*SET EXERCISE*
Your task is to repeat the lines below exactly, excluding any pictures they contain.

Dataset entries on figures
"""

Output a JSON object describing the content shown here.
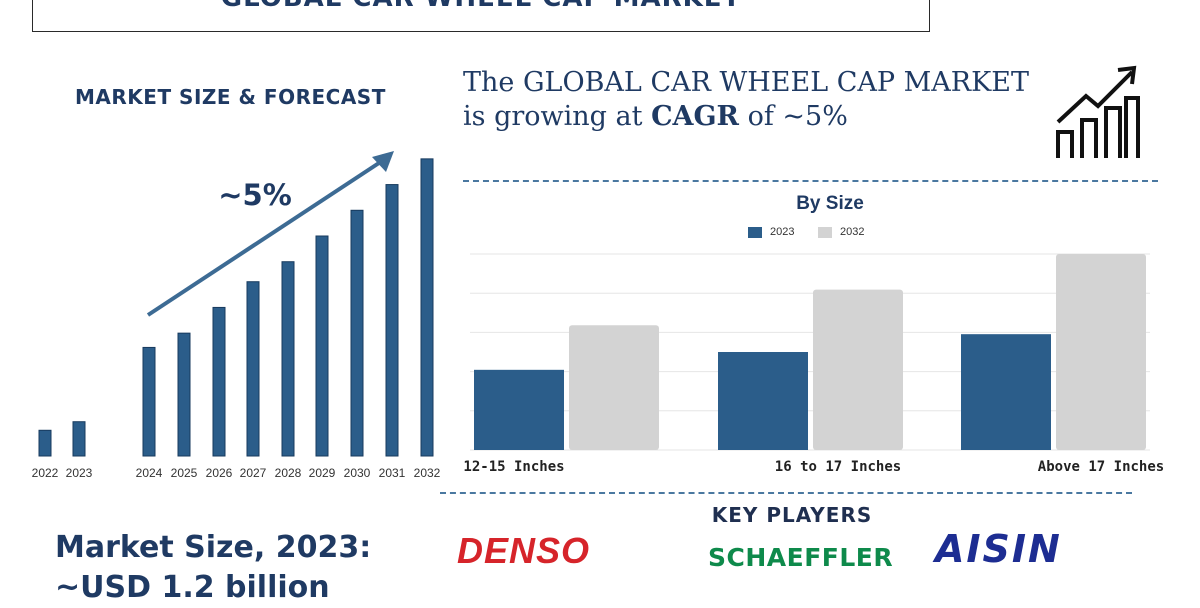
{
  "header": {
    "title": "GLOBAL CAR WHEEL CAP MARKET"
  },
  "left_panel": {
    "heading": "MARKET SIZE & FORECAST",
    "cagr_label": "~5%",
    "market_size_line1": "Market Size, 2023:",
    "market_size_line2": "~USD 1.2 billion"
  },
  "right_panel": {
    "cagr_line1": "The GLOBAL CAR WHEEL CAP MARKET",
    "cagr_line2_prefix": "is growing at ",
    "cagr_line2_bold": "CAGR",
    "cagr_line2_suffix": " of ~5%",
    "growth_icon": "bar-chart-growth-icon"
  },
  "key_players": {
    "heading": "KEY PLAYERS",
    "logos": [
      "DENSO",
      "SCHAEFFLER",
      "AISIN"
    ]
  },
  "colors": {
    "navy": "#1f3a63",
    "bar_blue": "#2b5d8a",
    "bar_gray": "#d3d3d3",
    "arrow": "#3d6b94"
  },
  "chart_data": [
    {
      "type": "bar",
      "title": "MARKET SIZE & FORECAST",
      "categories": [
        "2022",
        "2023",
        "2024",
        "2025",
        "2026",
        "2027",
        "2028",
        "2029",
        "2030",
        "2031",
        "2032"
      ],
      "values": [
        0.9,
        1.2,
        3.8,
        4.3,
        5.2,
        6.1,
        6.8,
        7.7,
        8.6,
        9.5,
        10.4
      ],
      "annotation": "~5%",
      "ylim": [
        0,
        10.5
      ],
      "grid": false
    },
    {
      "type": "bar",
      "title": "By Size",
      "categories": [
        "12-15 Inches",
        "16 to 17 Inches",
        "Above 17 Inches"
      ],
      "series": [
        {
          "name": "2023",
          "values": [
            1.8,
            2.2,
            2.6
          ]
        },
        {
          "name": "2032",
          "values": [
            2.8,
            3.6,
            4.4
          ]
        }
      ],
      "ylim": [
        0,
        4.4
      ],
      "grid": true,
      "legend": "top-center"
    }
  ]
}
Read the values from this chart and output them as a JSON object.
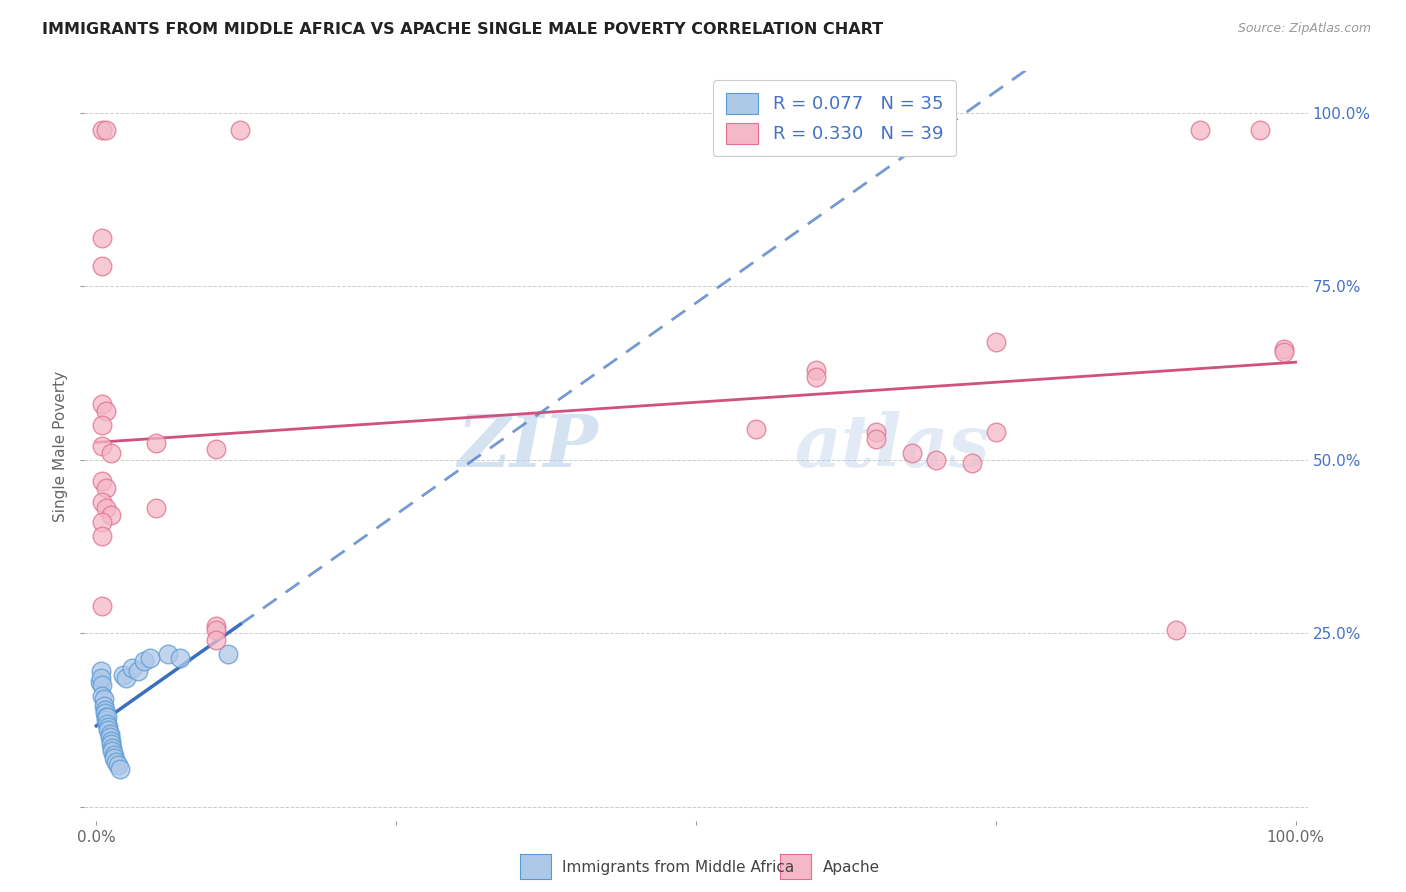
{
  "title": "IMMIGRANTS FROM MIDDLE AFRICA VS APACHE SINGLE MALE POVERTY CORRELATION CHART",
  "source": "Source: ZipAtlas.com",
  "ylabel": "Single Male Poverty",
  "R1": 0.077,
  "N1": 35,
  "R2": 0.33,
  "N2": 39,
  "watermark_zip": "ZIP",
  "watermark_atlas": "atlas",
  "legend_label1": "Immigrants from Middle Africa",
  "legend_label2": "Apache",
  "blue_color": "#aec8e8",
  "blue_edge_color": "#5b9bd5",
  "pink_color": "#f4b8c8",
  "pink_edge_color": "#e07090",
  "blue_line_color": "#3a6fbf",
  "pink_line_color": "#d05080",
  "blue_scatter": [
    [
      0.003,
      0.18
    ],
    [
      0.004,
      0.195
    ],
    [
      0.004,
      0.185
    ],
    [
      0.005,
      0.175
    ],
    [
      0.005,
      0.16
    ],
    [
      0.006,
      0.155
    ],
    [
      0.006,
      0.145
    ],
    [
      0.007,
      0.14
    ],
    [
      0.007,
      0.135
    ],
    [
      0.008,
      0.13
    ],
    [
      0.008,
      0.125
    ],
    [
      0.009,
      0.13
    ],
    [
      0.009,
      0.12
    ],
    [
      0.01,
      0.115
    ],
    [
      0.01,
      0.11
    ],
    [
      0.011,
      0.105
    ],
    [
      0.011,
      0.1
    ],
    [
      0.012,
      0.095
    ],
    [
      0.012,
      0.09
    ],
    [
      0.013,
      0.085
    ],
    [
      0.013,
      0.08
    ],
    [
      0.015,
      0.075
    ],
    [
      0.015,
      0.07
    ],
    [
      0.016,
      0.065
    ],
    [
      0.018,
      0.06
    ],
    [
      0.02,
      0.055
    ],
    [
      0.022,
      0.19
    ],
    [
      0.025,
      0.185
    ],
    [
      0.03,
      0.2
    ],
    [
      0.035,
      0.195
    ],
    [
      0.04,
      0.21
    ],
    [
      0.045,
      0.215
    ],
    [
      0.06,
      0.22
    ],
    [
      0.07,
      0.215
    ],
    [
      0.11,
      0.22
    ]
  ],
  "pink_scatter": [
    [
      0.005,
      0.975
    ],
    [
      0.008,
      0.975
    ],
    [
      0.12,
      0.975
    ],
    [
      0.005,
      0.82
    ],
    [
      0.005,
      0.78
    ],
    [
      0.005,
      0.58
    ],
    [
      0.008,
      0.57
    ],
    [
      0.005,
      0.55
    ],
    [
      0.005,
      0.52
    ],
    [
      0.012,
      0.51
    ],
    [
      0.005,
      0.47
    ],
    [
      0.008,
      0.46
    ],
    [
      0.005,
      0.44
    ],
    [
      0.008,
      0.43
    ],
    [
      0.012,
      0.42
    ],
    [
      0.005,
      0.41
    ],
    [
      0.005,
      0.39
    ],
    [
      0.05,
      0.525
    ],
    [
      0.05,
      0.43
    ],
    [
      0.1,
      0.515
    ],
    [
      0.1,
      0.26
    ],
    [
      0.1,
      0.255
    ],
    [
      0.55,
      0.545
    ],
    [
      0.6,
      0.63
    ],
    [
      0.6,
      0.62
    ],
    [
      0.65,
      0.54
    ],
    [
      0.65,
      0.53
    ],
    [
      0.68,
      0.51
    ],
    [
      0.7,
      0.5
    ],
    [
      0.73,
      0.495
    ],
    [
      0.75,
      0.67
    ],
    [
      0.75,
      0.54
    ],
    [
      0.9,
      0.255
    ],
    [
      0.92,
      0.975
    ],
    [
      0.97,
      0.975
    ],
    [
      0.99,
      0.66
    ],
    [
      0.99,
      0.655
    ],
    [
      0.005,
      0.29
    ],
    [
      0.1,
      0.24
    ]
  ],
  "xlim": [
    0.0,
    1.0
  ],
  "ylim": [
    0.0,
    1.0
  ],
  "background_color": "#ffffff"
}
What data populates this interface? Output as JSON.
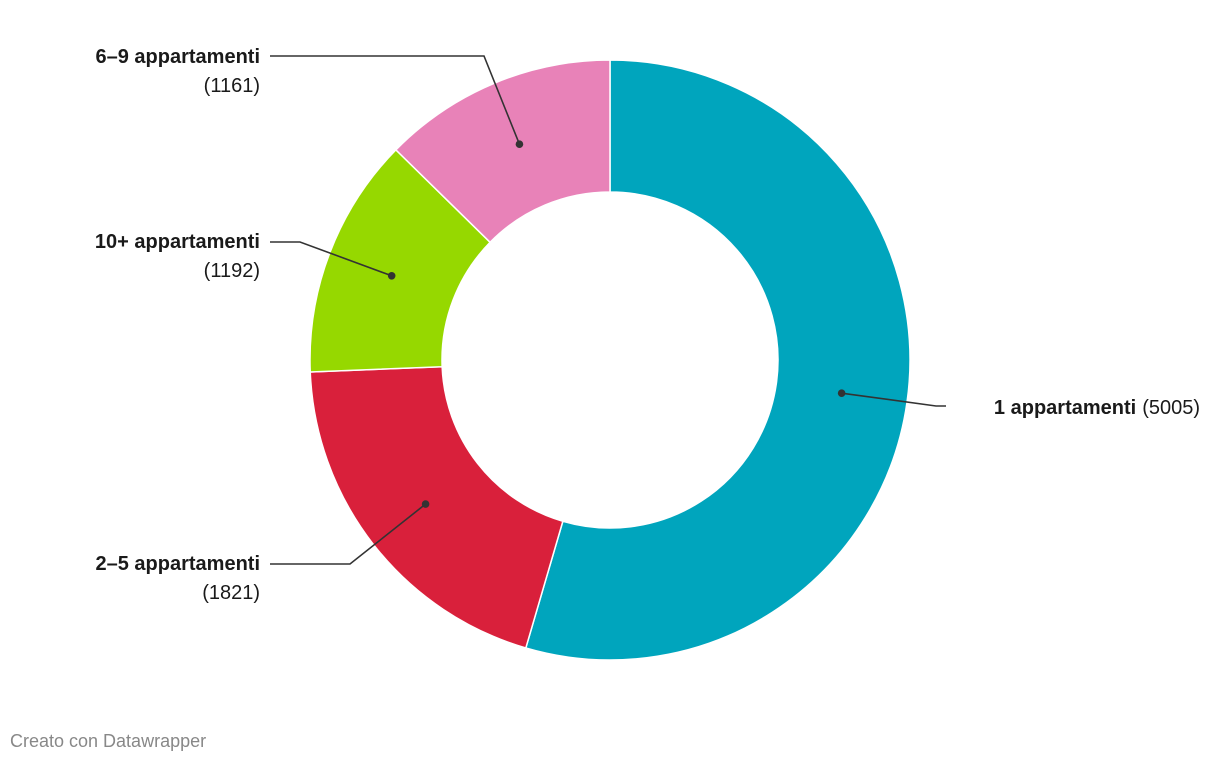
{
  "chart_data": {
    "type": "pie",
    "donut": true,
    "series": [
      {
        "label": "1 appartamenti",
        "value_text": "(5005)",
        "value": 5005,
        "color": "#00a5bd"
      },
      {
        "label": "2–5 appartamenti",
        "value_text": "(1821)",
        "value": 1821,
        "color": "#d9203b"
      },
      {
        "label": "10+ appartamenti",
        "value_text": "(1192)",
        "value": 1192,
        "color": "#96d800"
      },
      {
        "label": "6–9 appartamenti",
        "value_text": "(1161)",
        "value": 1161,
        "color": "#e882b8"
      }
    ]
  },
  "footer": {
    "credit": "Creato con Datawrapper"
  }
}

"""

*ANSWER TO THIS TASK*
Output a JSON object describing the content shown here.
{
  "header": {
    "title": "GLOBAL CAR WHEEL CAP MARKET"
  },
  "left_panel": {
    "heading": "MARKET SIZE & FORECAST",
    "cagr_label": "~5%",
    "market_size_line1": "Market Size, 2023:",
    "market_size_line2": "~USD 1.2 billion"
  },
  "right_panel": {
    "cagr_line1": "The GLOBAL CAR WHEEL CAP MARKET",
    "cagr_line2_prefix": "is growing at ",
    "cagr_line2_bold": "CAGR",
    "cagr_line2_suffix": " of ~5%",
    "growth_icon": "bar-chart-growth-icon"
  },
  "key_players": {
    "heading": "KEY PLAYERS",
    "logos": [
      "DENSO",
      "SCHAEFFLER",
      "AISIN"
    ]
  },
  "colors": {
    "navy": "#1f3a63",
    "bar_blue": "#2b5d8a",
    "bar_gray": "#d3d3d3",
    "arrow": "#3d6b94"
  },
  "chart_data": [
    {
      "type": "bar",
      "title": "MARKET SIZE & FORECAST",
      "categories": [
        "2022",
        "2023",
        "2024",
        "2025",
        "2026",
        "2027",
        "2028",
        "2029",
        "2030",
        "2031",
        "2032"
      ],
      "values": [
        0.9,
        1.2,
        3.8,
        4.3,
        5.2,
        6.1,
        6.8,
        7.7,
        8.6,
        9.5,
        10.4
      ],
      "annotation": "~5%",
      "ylim": [
        0,
        10.5
      ],
      "grid": false
    },
    {
      "type": "bar",
      "title": "By Size",
      "categories": [
        "12-15 Inches",
        "16 to 17 Inches",
        "Above 17 Inches"
      ],
      "series": [
        {
          "name": "2023",
          "values": [
            1.8,
            2.2,
            2.6
          ]
        },
        {
          "name": "2032",
          "values": [
            2.8,
            3.6,
            4.4
          ]
        }
      ],
      "ylim": [
        0,
        4.4
      ],
      "grid": true,
      "legend": "top-center"
    }
  ]
}
Read the values from this chart and output them as a JSON object.
{
  "title": "IMMIGRANTS FROM MIDDLE AFRICA VS APACHE SINGLE MALE POVERTY CORRELATION CHART",
  "source": "Source: ZipAtlas.com",
  "ylabel": "Single Male Poverty",
  "R1": 0.077,
  "N1": 35,
  "R2": 0.33,
  "N2": 39,
  "watermark_zip": "ZIP",
  "watermark_atlas": "atlas",
  "legend_label1": "Immigrants from Middle Africa",
  "legend_label2": "Apache",
  "blue_color": "#aec8e8",
  "blue_edge_color": "#5b9bd5",
  "pink_color": "#f4b8c8",
  "pink_edge_color": "#e07090",
  "blue_line_color": "#3a6fbf",
  "pink_line_color": "#d05080",
  "blue_scatter": [
    [
      0.003,
      0.18
    ],
    [
      0.004,
      0.195
    ],
    [
      0.004,
      0.185
    ],
    [
      0.005,
      0.175
    ],
    [
      0.005,
      0.16
    ],
    [
      0.006,
      0.155
    ],
    [
      0.006,
      0.145
    ],
    [
      0.007,
      0.14
    ],
    [
      0.007,
      0.135
    ],
    [
      0.008,
      0.13
    ],
    [
      0.008,
      0.125
    ],
    [
      0.009,
      0.13
    ],
    [
      0.009,
      0.12
    ],
    [
      0.01,
      0.115
    ],
    [
      0.01,
      0.11
    ],
    [
      0.011,
      0.105
    ],
    [
      0.011,
      0.1
    ],
    [
      0.012,
      0.095
    ],
    [
      0.012,
      0.09
    ],
    [
      0.013,
      0.085
    ],
    [
      0.013,
      0.08
    ],
    [
      0.015,
      0.075
    ],
    [
      0.015,
      0.07
    ],
    [
      0.016,
      0.065
    ],
    [
      0.018,
      0.06
    ],
    [
      0.02,
      0.055
    ],
    [
      0.022,
      0.19
    ],
    [
      0.025,
      0.185
    ],
    [
      0.03,
      0.2
    ],
    [
      0.035,
      0.195
    ],
    [
      0.04,
      0.21
    ],
    [
      0.045,
      0.215
    ],
    [
      0.06,
      0.22
    ],
    [
      0.07,
      0.215
    ],
    [
      0.11,
      0.22
    ]
  ],
  "pink_scatter": [
    [
      0.005,
      0.975
    ],
    [
      0.008,
      0.975
    ],
    [
      0.12,
      0.975
    ],
    [
      0.005,
      0.82
    ],
    [
      0.005,
      0.78
    ],
    [
      0.005,
      0.58
    ],
    [
      0.008,
      0.57
    ],
    [
      0.005,
      0.55
    ],
    [
      0.005,
      0.52
    ],
    [
      0.012,
      0.51
    ],
    [
      0.005,
      0.47
    ],
    [
      0.008,
      0.46
    ],
    [
      0.005,
      0.44
    ],
    [
      0.008,
      0.43
    ],
    [
      0.012,
      0.42
    ],
    [
      0.005,
      0.41
    ],
    [
      0.005,
      0.39
    ],
    [
      0.05,
      0.525
    ],
    [
      0.05,
      0.43
    ],
    [
      0.1,
      0.515
    ],
    [
      0.1,
      0.26
    ],
    [
      0.1,
      0.255
    ],
    [
      0.55,
      0.545
    ],
    [
      0.6,
      0.63
    ],
    [
      0.6,
      0.62
    ],
    [
      0.65,
      0.54
    ],
    [
      0.65,
      0.53
    ],
    [
      0.68,
      0.51
    ],
    [
      0.7,
      0.5
    ],
    [
      0.73,
      0.495
    ],
    [
      0.75,
      0.67
    ],
    [
      0.75,
      0.54
    ],
    [
      0.9,
      0.255
    ],
    [
      0.92,
      0.975
    ],
    [
      0.97,
      0.975
    ],
    [
      0.99,
      0.66
    ],
    [
      0.99,
      0.655
    ],
    [
      0.005,
      0.29
    ],
    [
      0.1,
      0.24
    ]
  ],
  "xlim": [
    0.0,
    1.0
  ],
  "ylim": [
    0.0,
    1.0
  ],
  "background_color": "#ffffff"
}
What data populates this interface? Output as JSON.
{
  "chart_data": {
    "type": "pie",
    "donut": true,
    "series": [
      {
        "label": "1 appartamenti",
        "value_text": "(5005)",
        "value": 5005,
        "color": "#00a5bd"
      },
      {
        "label": "2–5 appartamenti",
        "value_text": "(1821)",
        "value": 1821,
        "color": "#d9203b"
      },
      {
        "label": "10+ appartamenti",
        "value_text": "(1192)",
        "value": 1192,
        "color": "#96d800"
      },
      {
        "label": "6–9 appartamenti",
        "value_text": "(1161)",
        "value": 1161,
        "color": "#e882b8"
      }
    ]
  },
  "footer": {
    "credit": "Creato con Datawrapper"
  }
}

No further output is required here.